- **Problem requirements**: Make an exact copy of the entries, and keep any pictures out of it.

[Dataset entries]
+++
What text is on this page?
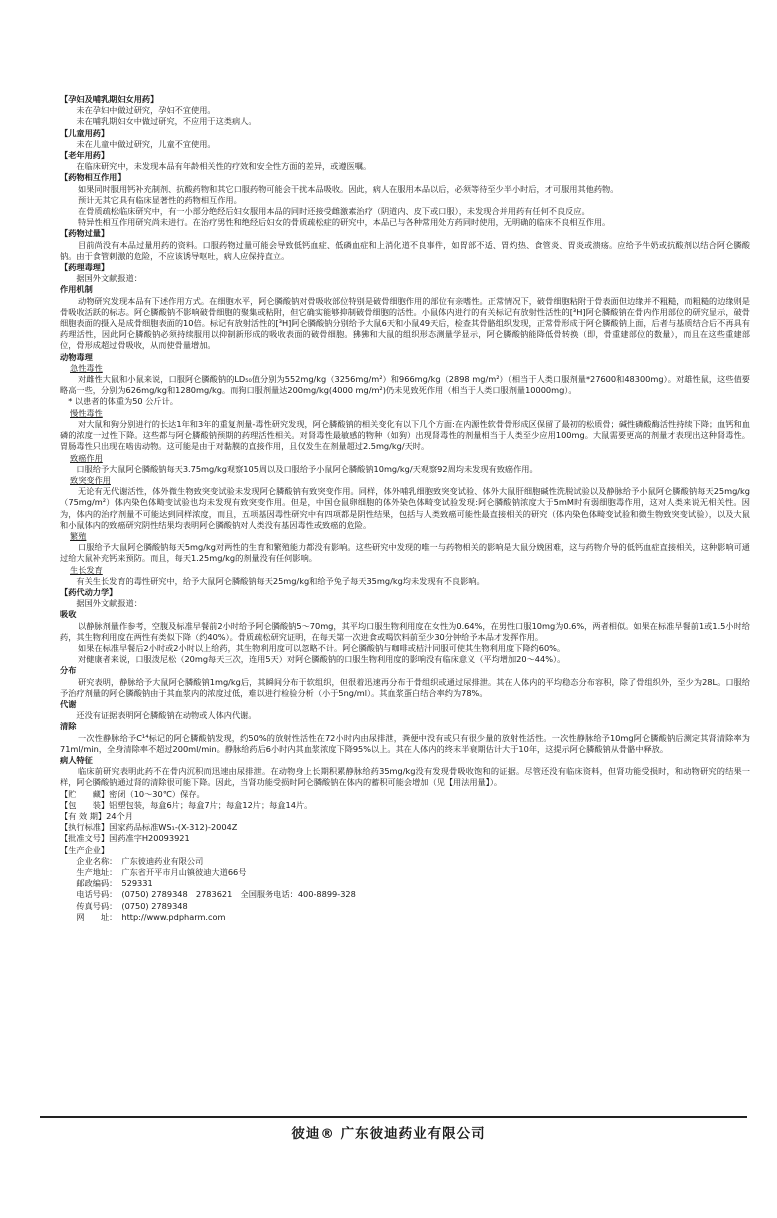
【孕妇及哺乳期妇女用药】
　　未在孕妇中做过研究，孕妇不宜使用。
　　未在哺乳期妇女中做过研究，不应用于这类病人。
【儿童用药】
　　未在儿童中做过研究，儿童不宜使用。
【老年用药】
　　在临床研究中，未发现本品有年龄相关性的疗效和安全性方面的差异，或遵医嘱。
【药物相互作用】
如果同时服用钙补充制剂、抗酸药物和其它口服药物可能会干扰本品吸收。因此，病人在服用本品以后，必须等待至少半小时后，才可服用其他药物。
预计无其它具有临床显著性的药物相互作用。
在骨质疏松临床研究中，有一小部分绝经后妇女服用本品的同时还接受雌激素治疗（阴道内、皮下或口服），未发现合并用药有任何不良反应。
特异性相互作用研究尚未进行。在治疗男性和绝经后妇女的骨质疏松症的研究中，本品已与各种常用处方药同时使用，无明确的临床不良相互作用。
【药物过量】
目前尚没有本品过量用药的资料。口服药物过量可能会导致低钙血症、低磷血症和上消化道不良事件，如胃部不适、胃灼热、食管炎、胃炎或溃疡。应给予牛奶或抗酸剂以结合阿仑膦酸钠。由于食管刺激的危险，不应该诱导呕吐，病人应保持直立。
【药理毒理】
　　据国外文献报道：
作用机制
动物研究发现本品有下述作用方式。在细胞水平，阿仑膦酸钠对骨吸收部位特别是破骨细胞作用的部位有亲嗜性。正常情况下，破骨细胞粘附于骨表面但边缘并不粗糙，而粗糙的边缘则是骨吸收活跃的标志。阿仑膦酸钠不影响破骨细胞的聚集或粘附，但它确实能够抑制破骨细胞的活性。小鼠体内进行的有关标记有放射性活性的[³H]阿仑膦酸钠在骨内作用部位的研究显示，破骨细胞表面的摄入是成骨细胞表面的10倍。标记有放射活性的[³H]阿仑膦酸钠分别给予大鼠6天和小鼠49天后，检查其骨骼组织发现，正常骨形成于阿仑膦酸钠上面，后者与基质结合后不再具有药理活性，因此阿仑膦酸钠必须持续服用以抑制新形成的吸收表面的破骨细胞。狒狒和大鼠的组织形态测量学显示，阿仑膦酸钠能降低骨转换（即，骨重建部位的数量），而且在这些重建部位，骨形成超过骨吸收，从而使骨量增加。
动物毒理
急性毒性
对雌性大鼠和小鼠来说，口服阿仑膦酸钠的LD₅₀值分别为552mg/kg（3256mg/m²）和966mg/kg（2898 mg/m²）（相当于人类口服剂量*27600和48300mg）。对雄性鼠，这些值要略高一些，分别为626mg/kg和1280mg/kg。而狗口服剂量达200mg/kg(4000 mg/m²)仍未见致死作用（相当于人类口服剂量10000mg）。
　* 以患者的体重为50 公斤计。
慢性毒性
对大鼠和狗分别进行的长达1年和3年的重复剂量-毒性研究发现，阿仑膦酸钠的相关变化有以下几个方面:在内源性软骨骨形成区保留了最初的松质骨；碱性磷酸酶活性持续下降；血钙和血磷的浓度一过性下降。这些都与阿仑膦酸钠预期的药理活性相关。对肾毒性最敏感的物种（如狗）出现肾毒性的剂量相当于人类至少应用100mg。大鼠需要更高的剂量才表现出这种肾毒性。胃肠毒性只出现在啮齿动物。这可能是由于对黏膜的直接作用，且仅发生在剂量超过2.5mg/kg/天时。
致癌作用
　　口服给予大鼠阿仑膦酸钠每天3.75mg/kg观察105周以及口服给予小鼠阿仑膦酸钠10mg/kg/天观察92周均未发现有致癌作用。
致突变作用
无论有无代谢活性，体外微生物致突变试验未发现阿仑膦酸钠有致突变作用。同样，体外哺乳细胞致突变试验、体外大鼠肝细胞碱性洗脱试验以及静脉给予小鼠阿仑膦酸钠每天25mg/kg（75mg/m²）体内染色体畸变试验也均未发现有致突变作用。但是，中国仓鼠卵细胞的体外染色体畸变试验发现:阿仑膦酸钠浓度大于5mM时有弱细胞毒作用，这对人类来说无相关性。因为，体内的治疗剂量不可能达到同样浓度，而且，五项基因毒性研究中有四项都是阴性结果，包括与人类致癌可能性最直接相关的研究（体内染色体畸变试验和微生物致突变试验），以及大鼠和小鼠体内的致癌研究阴性结果均表明阿仑膦酸钠对人类没有基因毒性或致癌的危险。
繁殖
口服给予大鼠阿仑膦酸钠每天5mg/kg对两性的生育和繁殖能力都没有影响。这些研究中发现的唯一与药物相关的影响是大鼠分娩困难，这与药物介导的低钙血症直接相关，这种影响可通过给大鼠补充钙来预防。而且，每天1.25mg/kg的剂量没有任何影响。
生长发育
　　有关生长发育的毒性研究中，给予大鼠阿仑膦酸钠每天25mg/kg和给予兔子每天35mg/kg均未发现有不良影响。
【药代动力学】
　　据国外文献报道：
吸收
以静脉剂量作参考，空腹及标准早餐前2小时给予阿仑膦酸钠5～70mg，其平均口服生物利用度在女性为0.64%，在男性口服10mg为0.6%，两者相似。如果在标准早餐前1或1.5小时给药，其生物利用度在两性有类似下降（约40%）。骨质疏松研究证明，在每天第一次进食或喝饮料前至少30分钟给予本品才发挥作用。
如果在标准早餐后2小时或2小时以上给药，其生物利用度可以忽略不计。阿仑膦酸钠与咖啡或桔汁同服可使其生物利用度下降约60%。
对健康者来说，口服泼尼松（20mg每天三次，连用5天）对阿仑膦酸钠的口服生物利用度的影响没有临床意义（平均增加20～44%）。
分布
研究表明，静脉给予大鼠阿仑膦酸钠1mg/kg后，其瞬间分布于软组织，但很着迅速再分布于骨组织或通过尿排泄。其在人体内的平均稳态分布容积，除了骨组织外，至少为28L。口服给予治疗剂量的阿仑膦酸钠由于其血浆内的浓度过低，难以进行检验分析（小于5ng/ml）。其血浆蛋白结合率约为78%。
代谢
　　还没有证据表明阿仑膦酸钠在动物或人体内代谢。
清除
一次性静脉给予C¹⁴标记的阿仑膦酸钠发现，约50%的放射性活性在72小时内由尿排泄，粪便中没有或只有很少量的放射性活性。一次性静脉给予10mg阿仑膦酸钠后测定其肾清除率为71ml/min，全身清除率不超过200ml/min。静脉给药后6小时内其血浆浓度下降95%以上。其在人体内的终末半衰期估计大于10年，这提示阿仑膦酸钠从骨骼中释放。
病人特征
临床前研究表明此药不在骨内沉积而迅速由尿排泄。在动物身上长期积累静脉给药35mg/kg没有发现骨吸收饱和的证据。尽管还没有临床资料，但肾功能受损时，和动物研究的结果一样，阿仑膦酸钠通过肾的清除很可能下降。因此，当肾功能受损时阿仑膦酸钠在体内的蓄积可能会增加（见【用法用量】）。
【贮　　藏】密闭（10～30℃）保存。
【包　　装】铝塑包装，每盒6片；每盒7片；每盒12片；每盒14片。
【有 效 期】24个月
【执行标准】国家药品标准WS₁-(X-312)-2004Z
【批准文号】国药准字H20093921
【生产企业】
　　企业名称：　广东彼迪药业有限公司
　　生产地址：　广东省开平市月山镇彼迪大道66号
　　邮政编码：　529331
　　电话号码：　(0750) 2789348　2783621　全国服务电话：400-8899-328
　　传真号码：　(0750) 2789348
　　网　　址：　http://www.pdpharm.com
彼迪® 广东彼迪药业有限公司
+++
- **Solution for this exercise**:
What text is on this page?
【孕妇及哺乳期妇女用药】
　　未在孕妇中做过研究，孕妇不宜使用。
　　未在哺乳期妇女中做过研究，不应用于这类病人。
【儿童用药】
　　未在儿童中做过研究，儿童不宜使用。
【老年用药】
　　在临床研究中，未发现本品有年龄相关性的疗效和安全性方面的差异，或遵医嘱。
【药物相互作用】
如果同时服用钙补充制剂、抗酸药物和其它口服药物可能会干扰本品吸收。因此，病人在服用本品以后，必须等待至少半小时后，才可服用其他药物。
预计无其它具有临床显著性的药物相互作用。
在骨质疏松临床研究中，有一小部分绝经后妇女服用本品的同时还接受雌激素治疗（阴道内、皮下或口服），未发现合并用药有任何不良反应。
特异性相互作用研究尚未进行。在治疗男性和绝经后妇女的骨质疏松症的研究中，本品已与各种常用处方药同时使用，无明确的临床不良相互作用。
【药物过量】
目前尚没有本品过量用药的资料。口服药物过量可能会导致低钙血症、低磷血症和上消化道不良事件，如胃部不适、胃灼热、食管炎、胃炎或溃疡。应给予牛奶或抗酸剂以结合阿仑膦酸钠。由于食管刺激的危险，不应该诱导呕吐，病人应保持直立。
【药理毒理】
　　据国外文献报道：
作用机制
动物研究发现本品有下述作用方式。在细胞水平，阿仑膦酸钠对骨吸收部位特别是破骨细胞作用的部位有亲嗜性。正常情况下，破骨细胞粘附于骨表面但边缘并不粗糙，而粗糙的边缘则是骨吸收活跃的标志。阿仑膦酸钠不影响破骨细胞的聚集或粘附，但它确实能够抑制破骨细胞的活性。小鼠体内进行的有关标记有放射性活性的[³H]阿仑膦酸钠在骨内作用部位的研究显示，破骨细胞表面的摄入是成骨细胞表面的10倍。标记有放射活性的[³H]阿仑膦酸钠分别给予大鼠6天和小鼠49天后，检查其骨骼组织发现，正常骨形成于阿仑膦酸钠上面，后者与基质结合后不再具有药理活性，因此阿仑膦酸钠必须持续服用以抑制新形成的吸收表面的破骨细胞。狒狒和大鼠的组织形态测量学显示，阿仑膦酸钠能降低骨转换（即，骨重建部位的数量），而且在这些重建部位，骨形成超过骨吸收，从而使骨量增加。
动物毒理
急性毒性
对雌性大鼠和小鼠来说，口服阿仑膦酸钠的LD₅₀值分别为552mg/kg（3256mg/m²）和966mg/kg（2898 mg/m²）（相当于人类口服剂量*27600和48300mg）。对雄性鼠，这些值要略高一些，分别为626mg/kg和1280mg/kg。而狗口服剂量达200mg/kg(4000 mg/m²)仍未见致死作用（相当于人类口服剂量10000mg）。
　* 以患者的体重为50 公斤计。
慢性毒性
对大鼠和狗分别进行的长达1年和3年的重复剂量-毒性研究发现，阿仑膦酸钠的相关变化有以下几个方面:在内源性软骨骨形成区保留了最初的松质骨；碱性磷酸酶活性持续下降；血钙和血磷的浓度一过性下降。这些都与阿仑膦酸钠预期的药理活性相关。对肾毒性最敏感的物种（如狗）出现肾毒性的剂量相当于人类至少应用100mg。大鼠需要更高的剂量才表现出这种肾毒性。胃肠毒性只出现在啮齿动物。这可能是由于对黏膜的直接作用，且仅发生在剂量超过2.5mg/kg/天时。
致癌作用
　　口服给予大鼠阿仑膦酸钠每天3.75mg/kg观察105周以及口服给予小鼠阿仑膦酸钠10mg/kg/天观察92周均未发现有致癌作用。
致突变作用
无论有无代谢活性，体外微生物致突变试验未发现阿仑膦酸钠有致突变作用。同样，体外哺乳细胞致突变试验、体外大鼠肝细胞碱性洗脱试验以及静脉给予小鼠阿仑膦酸钠每天25mg/kg（75mg/m²）体内染色体畸变试验也均未发现有致突变作用。但是，中国仓鼠卵细胞的体外染色体畸变试验发现:阿仑膦酸钠浓度大于5mM时有弱细胞毒作用，这对人类来说无相关性。因为，体内的治疗剂量不可能达到同样浓度，而且，五项基因毒性研究中有四项都是阴性结果，包括与人类致癌可能性最直接相关的研究（体内染色体畸变试验和微生物致突变试验），以及大鼠和小鼠体内的致癌研究阴性结果均表明阿仑膦酸钠对人类没有基因毒性或致癌的危险。
繁殖
口服给予大鼠阿仑膦酸钠每天5mg/kg对两性的生育和繁殖能力都没有影响。这些研究中发现的唯一与药物相关的影响是大鼠分娩困难，这与药物介导的低钙血症直接相关，这种影响可通过给大鼠补充钙来预防。而且，每天1.25mg/kg的剂量没有任何影响。
生长发育
　　有关生长发育的毒性研究中，给予大鼠阿仑膦酸钠每天25mg/kg和给予兔子每天35mg/kg均未发现有不良影响。
【药代动力学】
　　据国外文献报道：
吸收
以静脉剂量作参考，空腹及标准早餐前2小时给予阿仑膦酸钠5～70mg，其平均口服生物利用度在女性为0.64%，在男性口服10mg为0.6%，两者相似。如果在标准早餐前1或1.5小时给药，其生物利用度在两性有类似下降（约40%）。骨质疏松研究证明，在每天第一次进食或喝饮料前至少30分钟给予本品才发挥作用。
如果在标准早餐后2小时或2小时以上给药，其生物利用度可以忽略不计。阿仑膦酸钠与咖啡或桔汁同服可使其生物利用度下降约60%。
对健康者来说，口服泼尼松（20mg每天三次，连用5天）对阿仑膦酸钠的口服生物利用度的影响没有临床意义（平均增加20～44%）。
分布
研究表明，静脉给予大鼠阿仑膦酸钠1mg/kg后，其瞬间分布于软组织，但很着迅速再分布于骨组织或通过尿排泄。其在人体内的平均稳态分布容积，除了骨组织外，至少为28L。口服给予治疗剂量的阿仑膦酸钠由于其血浆内的浓度过低，难以进行检验分析（小于5ng/ml）。其血浆蛋白结合率约为78%。
代谢
　　还没有证据表明阿仑膦酸钠在动物或人体内代谢。
清除
一次性静脉给予C¹⁴标记的阿仑膦酸钠发现，约50%的放射性活性在72小时内由尿排泄，粪便中没有或只有很少量的放射性活性。一次性静脉给予10mg阿仑膦酸钠后测定其肾清除率为71ml/min，全身清除率不超过200ml/min。静脉给药后6小时内其血浆浓度下降95%以上。其在人体内的终末半衰期估计大于10年，这提示阿仑膦酸钠从骨骼中释放。
病人特征
临床前研究表明此药不在骨内沉积而迅速由尿排泄。在动物身上长期积累静脉给药35mg/kg没有发现骨吸收饱和的证据。尽管还没有临床资料，但肾功能受损时，和动物研究的结果一样，阿仑膦酸钠通过肾的清除很可能下降。因此，当肾功能受损时阿仑膦酸钠在体内的蓄积可能会增加（见【用法用量】）。
【贮　　藏】密闭（10～30℃）保存。
【包　　装】铝塑包装，每盒6片；每盒7片；每盒12片；每盒14片。
【有 效 期】24个月
【执行标准】国家药品标准WS₁-(X-312)-2004Z
【批准文号】国药准字H20093921
【生产企业】
　　企业名称：　广东彼迪药业有限公司
　　生产地址：　广东省开平市月山镇彼迪大道66号
　　邮政编码：　529331
　　电话号码：　(0750) 2789348　2783621　全国服务电话：400-8899-328
　　传真号码：　(0750) 2789348
　　网　　址：　http://www.pdpharm.com
彼迪® 广东彼迪药业有限公司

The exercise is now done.